**What needs to be done**.
Nothing in the data should change when you return it, but leave the pictures out.

**Records about charts and figures**.
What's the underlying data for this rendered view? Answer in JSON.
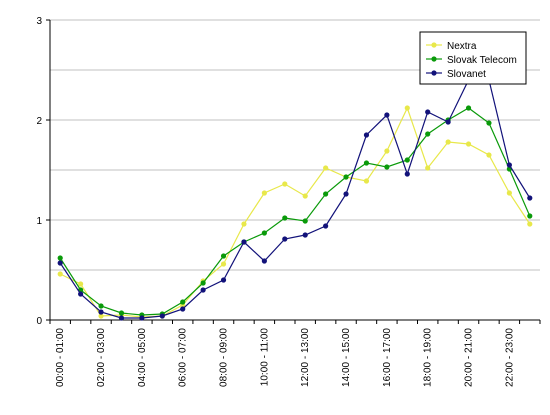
{
  "chart_data": {
    "type": "line",
    "title": "",
    "xlabel": "",
    "ylabel": "",
    "ylim": [
      0,
      3
    ],
    "yticks": [
      "0",
      "1",
      "2",
      "3"
    ],
    "x_tick_labels": [
      "00:00 - 01:00",
      "",
      "02:00 - 03:00",
      "",
      "04:00 - 05:00",
      "",
      "06:00 - 07:00",
      "",
      "08:00 - 09:00",
      "",
      "10:00 - 11:00",
      "",
      "12:00 - 13:00",
      "",
      "14:00 - 15:00",
      "",
      "16:00 - 17:00",
      "",
      "18:00 - 19:00",
      "",
      "20:00 - 21:00",
      "",
      "22:00 - 23:00",
      ""
    ],
    "grid": true,
    "legend_position": "top-right",
    "series": [
      {
        "name": "Nextra",
        "color": "#e8e84a",
        "values": [
          0.46,
          0.36,
          0.04,
          0.05,
          0.03,
          0.04,
          0.15,
          0.39,
          0.56,
          0.96,
          1.27,
          1.36,
          1.24,
          1.52,
          1.43,
          1.39,
          1.69,
          2.12,
          1.52,
          1.78,
          1.76,
          1.65,
          1.27,
          0.96
        ]
      },
      {
        "name": "Slovak Telecom",
        "color": "#0a9a0a",
        "values": [
          0.62,
          0.3,
          0.14,
          0.07,
          0.05,
          0.06,
          0.18,
          0.37,
          0.64,
          0.78,
          0.87,
          1.02,
          0.99,
          1.26,
          1.43,
          1.57,
          1.53,
          1.6,
          1.86,
          2.0,
          2.12,
          1.97,
          1.51,
          1.04
        ]
      },
      {
        "name": "Slovanet",
        "color": "#12127a",
        "values": [
          0.57,
          0.26,
          0.08,
          0.02,
          0.02,
          0.04,
          0.11,
          0.3,
          0.4,
          0.78,
          0.59,
          0.81,
          0.85,
          0.94,
          1.26,
          1.85,
          2.05,
          1.46,
          2.08,
          1.98,
          2.4,
          2.4,
          1.55,
          1.22
        ]
      }
    ]
  }
}
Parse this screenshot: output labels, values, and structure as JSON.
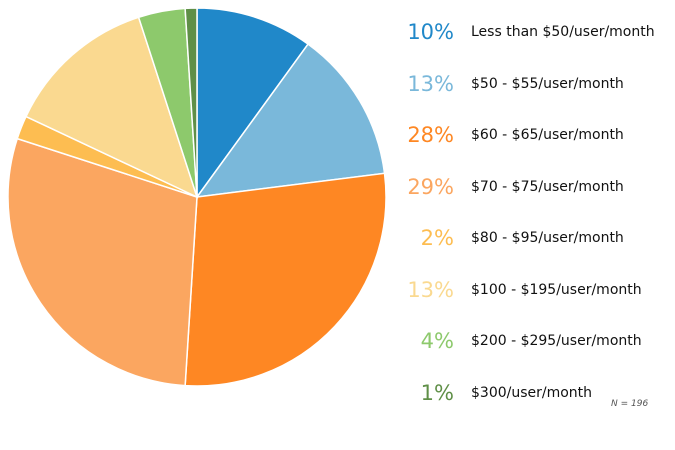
{
  "chart_data": {
    "type": "pie",
    "start_angle_deg": 0,
    "direction": "clockwise",
    "note": "N = 196",
    "slices": [
      {
        "label": "Less than $50/user/month",
        "value": 10,
        "pct_text": "10%",
        "color": "#2088c9",
        "text_color": "#2088c9"
      },
      {
        "label": "$50 - $55/user/month",
        "value": 13,
        "pct_text": "13%",
        "color": "#7ab8da",
        "text_color": "#7ab8da"
      },
      {
        "label": "$60 - $65/user/month",
        "value": 28,
        "pct_text": "28%",
        "color": "#fe8723",
        "text_color": "#fe8723"
      },
      {
        "label": "$70 - $75/user/month",
        "value": 29,
        "pct_text": "29%",
        "color": "#fba660",
        "text_color": "#fba660"
      },
      {
        "label": "$80 - $95/user/month",
        "value": 2,
        "pct_text": "2%",
        "color": "#fdbd51",
        "text_color": "#fdbd51"
      },
      {
        "label": "$100 - $195/user/month",
        "value": 13,
        "pct_text": "13%",
        "color": "#fad990",
        "text_color": "#fad990"
      },
      {
        "label": "$200 - $295/user/month",
        "value": 4,
        "pct_text": "4%",
        "color": "#8dc96c",
        "text_color": "#8dc96c"
      },
      {
        "label": "$300/user/month",
        "value": 1,
        "pct_text": "1%",
        "color": "#5f8f47",
        "text_color": "#5f8f47"
      }
    ]
  }
}
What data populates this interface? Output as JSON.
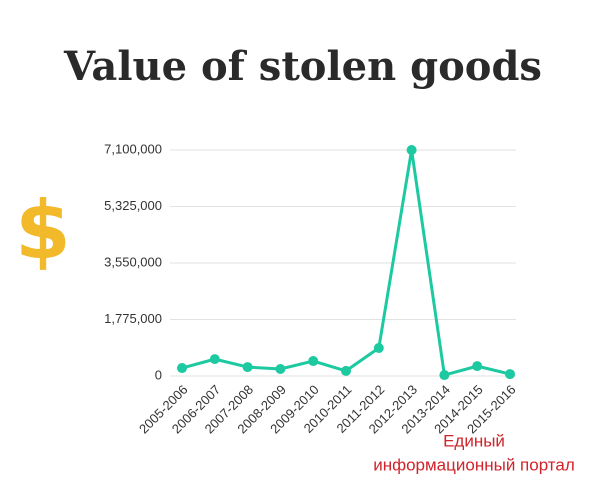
{
  "chart_data": {
    "type": "line",
    "title": "Value of stolen goods",
    "symbol": "$",
    "categories": [
      "2005-2006",
      "2006-2007",
      "2007-2008",
      "2008-2009",
      "2009-2010",
      "2010-2011",
      "2011-2012",
      "2012-2013",
      "2013-2014",
      "2014-2015",
      "2015-2016"
    ],
    "values": [
      250000,
      530000,
      280000,
      220000,
      470000,
      160000,
      880000,
      7100000,
      30000,
      310000,
      60000
    ],
    "color": "#1dc9a0",
    "ylim": [
      0,
      7100000
    ],
    "yticks": [
      0,
      {
        "value": 1775000,
        "label": "1,775,000"
      },
      {
        "value": 3550000,
        "label": "3,550,000"
      },
      {
        "value": 5325000,
        "label": "5,325,000"
      },
      {
        "value": 7100000,
        "label": "7,100,000"
      }
    ],
    "grid": true,
    "watermark": [
      "Единый",
      "информационный портал"
    ]
  }
}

**Completed task**.
What's the underlying data for this rendered view? Answer in JSON.
{
  "chart_data": {
    "type": "line",
    "title": "",
    "xlabel": "",
    "ylabel": "",
    "ylim": [
      0,
      3
    ],
    "yticks": [
      "0",
      "1",
      "2",
      "3"
    ],
    "x_tick_labels": [
      "00:00 - 01:00",
      "",
      "02:00 - 03:00",
      "",
      "04:00 - 05:00",
      "",
      "06:00 - 07:00",
      "",
      "08:00 - 09:00",
      "",
      "10:00 - 11:00",
      "",
      "12:00 - 13:00",
      "",
      "14:00 - 15:00",
      "",
      "16:00 - 17:00",
      "",
      "18:00 - 19:00",
      "",
      "20:00 - 21:00",
      "",
      "22:00 - 23:00",
      ""
    ],
    "grid": true,
    "legend_position": "top-right",
    "series": [
      {
        "name": "Nextra",
        "color": "#e8e84a",
        "values": [
          0.46,
          0.36,
          0.04,
          0.05,
          0.03,
          0.04,
          0.15,
          0.39,
          0.56,
          0.96,
          1.27,
          1.36,
          1.24,
          1.52,
          1.43,
          1.39,
          1.69,
          2.12,
          1.52,
          1.78,
          1.76,
          1.65,
          1.27,
          0.96
        ]
      },
      {
        "name": "Slovak Telecom",
        "color": "#0a9a0a",
        "values": [
          0.62,
          0.3,
          0.14,
          0.07,
          0.05,
          0.06,
          0.18,
          0.37,
          0.64,
          0.78,
          0.87,
          1.02,
          0.99,
          1.26,
          1.43,
          1.57,
          1.53,
          1.6,
          1.86,
          2.0,
          2.12,
          1.97,
          1.51,
          1.04
        ]
      },
      {
        "name": "Slovanet",
        "color": "#12127a",
        "values": [
          0.57,
          0.26,
          0.08,
          0.02,
          0.02,
          0.04,
          0.11,
          0.3,
          0.4,
          0.78,
          0.59,
          0.81,
          0.85,
          0.94,
          1.26,
          1.85,
          2.05,
          1.46,
          2.08,
          1.98,
          2.4,
          2.4,
          1.55,
          1.22
        ]
      }
    ]
  }
}
Parse this screenshot: output labels, values, and structure as JSON.
{
  "chart_data": {
    "type": "pie",
    "start_angle_deg": 0,
    "direction": "clockwise",
    "note": "N = 196",
    "slices": [
      {
        "label": "Less than $50/user/month",
        "value": 10,
        "pct_text": "10%",
        "color": "#2088c9",
        "text_color": "#2088c9"
      },
      {
        "label": "$50 - $55/user/month",
        "value": 13,
        "pct_text": "13%",
        "color": "#7ab8da",
        "text_color": "#7ab8da"
      },
      {
        "label": "$60 - $65/user/month",
        "value": 28,
        "pct_text": "28%",
        "color": "#fe8723",
        "text_color": "#fe8723"
      },
      {
        "label": "$70 - $75/user/month",
        "value": 29,
        "pct_text": "29%",
        "color": "#fba660",
        "text_color": "#fba660"
      },
      {
        "label": "$80 - $95/user/month",
        "value": 2,
        "pct_text": "2%",
        "color": "#fdbd51",
        "text_color": "#fdbd51"
      },
      {
        "label": "$100 - $195/user/month",
        "value": 13,
        "pct_text": "13%",
        "color": "#fad990",
        "text_color": "#fad990"
      },
      {
        "label": "$200 - $295/user/month",
        "value": 4,
        "pct_text": "4%",
        "color": "#8dc96c",
        "text_color": "#8dc96c"
      },
      {
        "label": "$300/user/month",
        "value": 1,
        "pct_text": "1%",
        "color": "#5f8f47",
        "text_color": "#5f8f47"
      }
    ]
  }
}
What data populates this interface? Output as JSON.
{
  "chart_data": {
    "type": "line",
    "title": "Value of stolen goods",
    "symbol": "$",
    "categories": [
      "2005-2006",
      "2006-2007",
      "2007-2008",
      "2008-2009",
      "2009-2010",
      "2010-2011",
      "2011-2012",
      "2012-2013",
      "2013-2014",
      "2014-2015",
      "2015-2016"
    ],
    "values": [
      250000,
      530000,
      280000,
      220000,
      470000,
      160000,
      880000,
      7100000,
      30000,
      310000,
      60000
    ],
    "color": "#1dc9a0",
    "ylim": [
      0,
      7100000
    ],
    "yticks": [
      0,
      {
        "value": 1775000,
        "label": "1,775,000"
      },
      {
        "value": 3550000,
        "label": "3,550,000"
      },
      {
        "value": 5325000,
        "label": "5,325,000"
      },
      {
        "value": 7100000,
        "label": "7,100,000"
      }
    ],
    "grid": true,
    "watermark": [
      "Единый",
      "информационный портал"
    ]
  }
}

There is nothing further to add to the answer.